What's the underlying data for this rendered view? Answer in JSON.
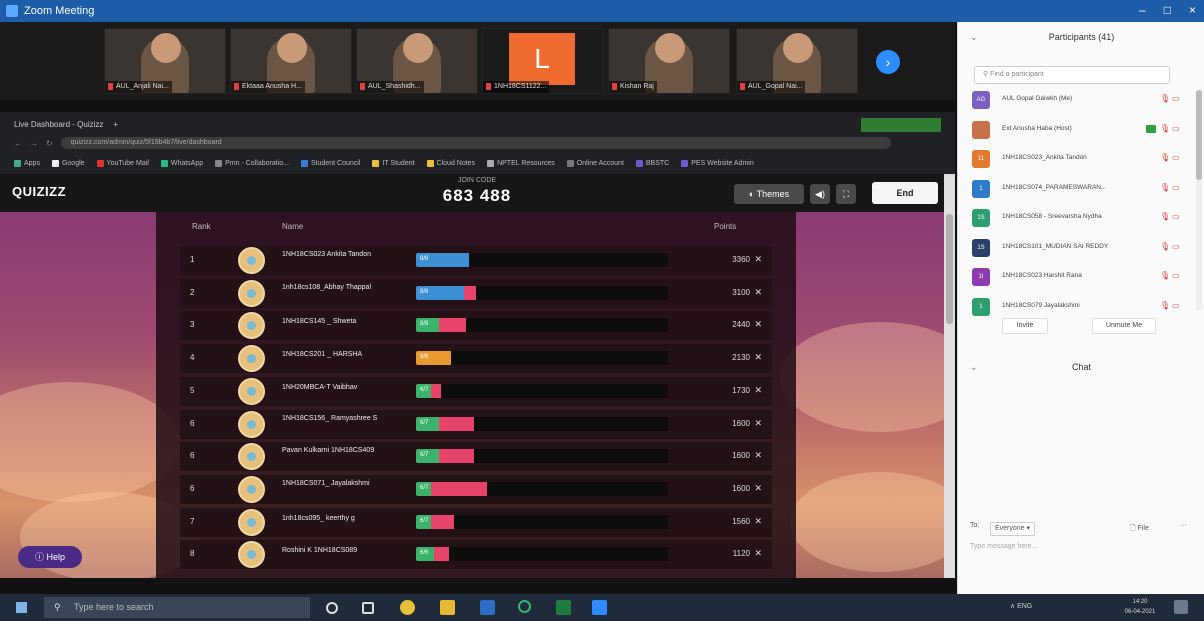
{
  "window": {
    "title": "Zoom Meeting",
    "controls": [
      "–",
      "□",
      "×"
    ]
  },
  "video_tiles": [
    {
      "name": "AUL_Anjali Nai..."
    },
    {
      "name": "Ektaaa Anusha H..."
    },
    {
      "name": "AUL_Shashidh..."
    },
    {
      "name": "1NH18CS1122...",
      "initial": "L"
    },
    {
      "name": "Kishan Raj"
    },
    {
      "name": "AUL_Gopal Nai..."
    }
  ],
  "browser": {
    "tab_label": "Live Dashboard - Quizizz",
    "address": "quizizz.com/admin/quiz/5f19b4b7/live/dashboard",
    "bookmarks": [
      "Apps",
      "Google",
      "YouTube Mail",
      "WhatsApp",
      "Pmn - Collaboratio...",
      "Student Council",
      "IT Student",
      "Cloud Notes",
      "NPTEL Resources",
      "Online Account",
      "BBSTC",
      "PES Website Admin"
    ]
  },
  "quiz": {
    "logo": "QUIZIZZ",
    "join_label": "JOIN CODE",
    "join_code": "683 488",
    "themes_label": "Themes",
    "end_label": "End",
    "head_rank": "Rank",
    "head_name": "Name",
    "head_points": "Points",
    "help_label": "Help"
  },
  "leaderboard": [
    {
      "rank": "1",
      "name": "1NH18CS023 Ankita Tandon",
      "acc": "8/8",
      "correct": 0.21,
      "wrong": 0.0,
      "points": "3360"
    },
    {
      "rank": "2",
      "name": "1nh18cs108_Abhay Thappal",
      "acc": "8/8",
      "correct": 0.19,
      "wrong": 0.05,
      "points": "3100"
    },
    {
      "rank": "3",
      "name": "1NH18CS145 _ Shweta",
      "acc": "8/8",
      "correct": 0.09,
      "wrong": 0.11,
      "points": "2440"
    },
    {
      "rank": "4",
      "name": "1NH18CS201 _ HARSHA",
      "acc": "8/8",
      "correct": 0.14,
      "wrong": 0.0,
      "points": "2130"
    },
    {
      "rank": "5",
      "name": "1NH20MBCA-T Vaibhav",
      "acc": "6/7",
      "correct": 0.06,
      "wrong": 0.04,
      "points": "1730"
    },
    {
      "rank": "6",
      "name": "1NH18CS156_ Ramyashree S",
      "acc": "6/7",
      "correct": 0.09,
      "wrong": 0.14,
      "points": "1600"
    },
    {
      "rank": "6",
      "name": "Pavan Kulkarni 1NH18CS409",
      "acc": "6/7",
      "correct": 0.09,
      "wrong": 0.14,
      "points": "1600"
    },
    {
      "rank": "6",
      "name": "1NH18CS071_ Jayalakshmi",
      "acc": "6/7",
      "correct": 0.06,
      "wrong": 0.22,
      "points": "1600"
    },
    {
      "rank": "7",
      "name": "1nh18cs095_ keerthy g",
      "acc": "6/7",
      "correct": 0.06,
      "wrong": 0.09,
      "points": "1560"
    },
    {
      "rank": "8",
      "name": "Roshini K 1NH18CS089",
      "acc": "6/6",
      "correct": 0.07,
      "wrong": 0.06,
      "points": "1120"
    }
  ],
  "participants": {
    "title": "Participants (41)",
    "search_placeholder": "Find a participant",
    "list": [
      {
        "initials": "AG",
        "name": "AUL Gopal Gaiwkh (Me)",
        "color": "#7b61c2"
      },
      {
        "initials": "",
        "name": "Ext Anusha Haba (Host)",
        "color": "#c8704a",
        "share": true
      },
      {
        "initials": "11",
        "name": "1NH18CS023_Ankita Tandon",
        "color": "#e2792e"
      },
      {
        "initials": "1",
        "name": "1NH18CS074_PARAMESWARAN...",
        "color": "#2e7bc7"
      },
      {
        "initials": "1S",
        "name": "1NH18CS058 - Sreevarsha Nydha",
        "color": "#2e9e6e"
      },
      {
        "initials": "1S",
        "name": "1NH18CS101_MUDIAN SAI REDDY",
        "color": "#2a3f6b"
      },
      {
        "initials": "1I",
        "name": "1NH18CS023 Harshit Rana",
        "color": "#8e3bb0"
      },
      {
        "initials": "1",
        "name": "1NH18CS079 Jayalakshmi",
        "color": "#2e9e6e"
      }
    ],
    "invite_label": "Invite",
    "unmute_label": "Unmute Me"
  },
  "chat": {
    "title": "Chat",
    "to_label": "To:",
    "recipient": "Everyone",
    "file_label": "File",
    "placeholder": "Type message here..."
  },
  "taskbar": {
    "search_placeholder": "Type here to search",
    "tray": "∧  ENG",
    "time": "14:20",
    "date": "06-04-2021"
  },
  "colors": {
    "correct": "#3ab46b",
    "wrong": "#e8436a",
    "first_correct": "#3d8fd6",
    "fourth": "#e89a2e"
  }
}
•••••
• [YOUR GOAL]:
Copy out every line that includes the word "initials".

• [EXERCISE RESPONSE]:
        "initials": "AG",
        "initials": "",
        "initials": "11",
        "initials": "1",
        "initials": "1S",
        "initials": "1S",
        "initials": "1I",
        "initials": "1",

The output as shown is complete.